## THE TASK
Word for word, retype the records below.

## RECORDS SHOWN
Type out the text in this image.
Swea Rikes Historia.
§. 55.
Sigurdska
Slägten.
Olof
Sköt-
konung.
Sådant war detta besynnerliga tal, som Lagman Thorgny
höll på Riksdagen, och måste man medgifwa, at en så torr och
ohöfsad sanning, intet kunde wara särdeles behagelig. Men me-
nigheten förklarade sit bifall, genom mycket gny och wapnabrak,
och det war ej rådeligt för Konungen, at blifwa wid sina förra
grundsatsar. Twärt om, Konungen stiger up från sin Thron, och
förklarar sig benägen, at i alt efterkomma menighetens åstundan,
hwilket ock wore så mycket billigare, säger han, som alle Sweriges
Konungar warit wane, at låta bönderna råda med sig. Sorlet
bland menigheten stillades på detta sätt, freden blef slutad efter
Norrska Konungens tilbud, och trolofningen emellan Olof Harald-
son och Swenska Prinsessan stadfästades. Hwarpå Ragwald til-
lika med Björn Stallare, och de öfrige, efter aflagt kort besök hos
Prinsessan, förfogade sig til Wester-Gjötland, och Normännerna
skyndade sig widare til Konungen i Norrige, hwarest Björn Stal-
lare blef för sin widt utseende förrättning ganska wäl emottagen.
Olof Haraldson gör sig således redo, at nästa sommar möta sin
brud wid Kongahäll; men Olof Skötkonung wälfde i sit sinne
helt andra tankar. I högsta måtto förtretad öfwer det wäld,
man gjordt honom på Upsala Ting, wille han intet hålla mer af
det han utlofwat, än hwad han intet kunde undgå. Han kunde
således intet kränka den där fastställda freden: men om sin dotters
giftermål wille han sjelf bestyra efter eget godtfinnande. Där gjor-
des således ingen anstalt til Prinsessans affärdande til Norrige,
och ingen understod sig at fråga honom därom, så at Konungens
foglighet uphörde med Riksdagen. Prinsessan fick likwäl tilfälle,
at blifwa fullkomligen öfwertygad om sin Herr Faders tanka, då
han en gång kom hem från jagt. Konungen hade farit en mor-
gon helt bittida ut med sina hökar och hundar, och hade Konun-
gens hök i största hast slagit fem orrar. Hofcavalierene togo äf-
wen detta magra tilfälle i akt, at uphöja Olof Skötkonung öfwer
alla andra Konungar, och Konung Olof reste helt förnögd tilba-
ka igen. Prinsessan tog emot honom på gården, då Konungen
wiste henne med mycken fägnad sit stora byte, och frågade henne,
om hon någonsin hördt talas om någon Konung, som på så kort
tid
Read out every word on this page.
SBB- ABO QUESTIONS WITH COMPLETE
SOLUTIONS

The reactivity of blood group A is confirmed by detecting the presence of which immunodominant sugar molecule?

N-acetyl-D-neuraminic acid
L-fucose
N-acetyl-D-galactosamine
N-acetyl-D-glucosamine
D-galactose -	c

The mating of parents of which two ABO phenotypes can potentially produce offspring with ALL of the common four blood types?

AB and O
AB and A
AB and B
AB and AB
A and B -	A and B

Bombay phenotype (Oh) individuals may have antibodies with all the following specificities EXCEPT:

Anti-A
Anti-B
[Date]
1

## RESPONSE FOR THIS EXERCISE
Type out the text in this image.
Swea Rikes Historia.
§. 55.
Sigurdska
Slägten.
Olof
Sköt-
konung.
Sådant war detta besynnerliga tal, som Lagman Thorgny
höll på Riksdagen, och måste man medgifwa, at en så torr och
ohöfsad sanning, intet kunde wara särdeles behagelig. Men me-
nigheten förklarade sit bifall, genom mycket gny och wapnabrak,
och det war ej rådeligt för Konungen, at blifwa wid sina förra
grundsatsar. Twärt om, Konungen stiger up från sin Thron, och
förklarar sig benägen, at i alt efterkomma menighetens åstundan,
hwilket ock wore så mycket billigare, säger han, som alle Sweriges
Konungar warit wane, at låta bönderna råda med sig. Sorlet
bland menigheten stillades på detta sätt, freden blef slutad efter
Norrska Konungens tilbud, och trolofningen emellan Olof Harald-
son och Swenska Prinsessan stadfästades. Hwarpå Ragwald til-
lika med Björn Stallare, och de öfrige, efter aflagt kort besök hos
Prinsessan, förfogade sig til Wester-Gjötland, och Normännerna
skyndade sig widare til Konungen i Norrige, hwarest Björn Stal-
lare blef för sin widt utseende förrättning ganska wäl emottagen.
Olof Haraldson gör sig således redo, at nästa sommar möta sin
brud wid Kongahäll; men Olof Skötkonung wälfde i sit sinne
helt andra tankar. I högsta måtto förtretad öfwer det wäld,
man gjordt honom på Upsala Ting, wille han intet hålla mer af
det han utlofwat, än hwad han intet kunde undgå. Han kunde
således intet kränka den där fastställda freden: men om sin dotters
giftermål wille han sjelf bestyra efter eget godtfinnande. Där gjor-
des således ingen anstalt til Prinsessans affärdande til Norrige,
och ingen understod sig at fråga honom därom, så at Konungens
foglighet uphörde med Riksdagen. Prinsessan fick likwäl tilfälle,
at blifwa fullkomligen öfwertygad om sin Herr Faders tanka, då
han en gång kom hem från jagt. Konungen hade farit en mor-
gon helt bittida ut med sina hökar och hundar, och hade Konun-
gens hök i största hast slagit fem orrar. Hofcavalierene togo äf-
wen detta magra tilfälle i akt, at uphöja Olof Skötkonung öfwer
alla andra Konungar, och Konung Olof reste helt förnögd tilba-
ka igen. Prinsessan tog emot honom på gården, då Konungen
wiste henne med mycken fägnad sit stora byte, och frågade henne,
om hon någonsin hördt talas om någon Konung, som på så kort
tid
Read out every word on this page.
SBB- ABO QUESTIONS WITH COMPLETE
SOLUTIONS

The reactivity of blood group A is confirmed by detecting the presence of which immunodominant sugar molecule?

N-acetyl-D-neuraminic acid
L-fucose
N-acetyl-D-galactosamine
N-acetyl-D-glucosamine
D-galactose -	c

The mating of parents of which two ABO phenotypes can potentially produce offspring with ALL of the common four blood types?

AB and O
AB and A
AB and B
AB and AB
A and B -	A and B

Bombay phenotype (Oh) individuals may have antibodies with all the following specificities EXCEPT:

Anti-A
Anti-B
[Date]
1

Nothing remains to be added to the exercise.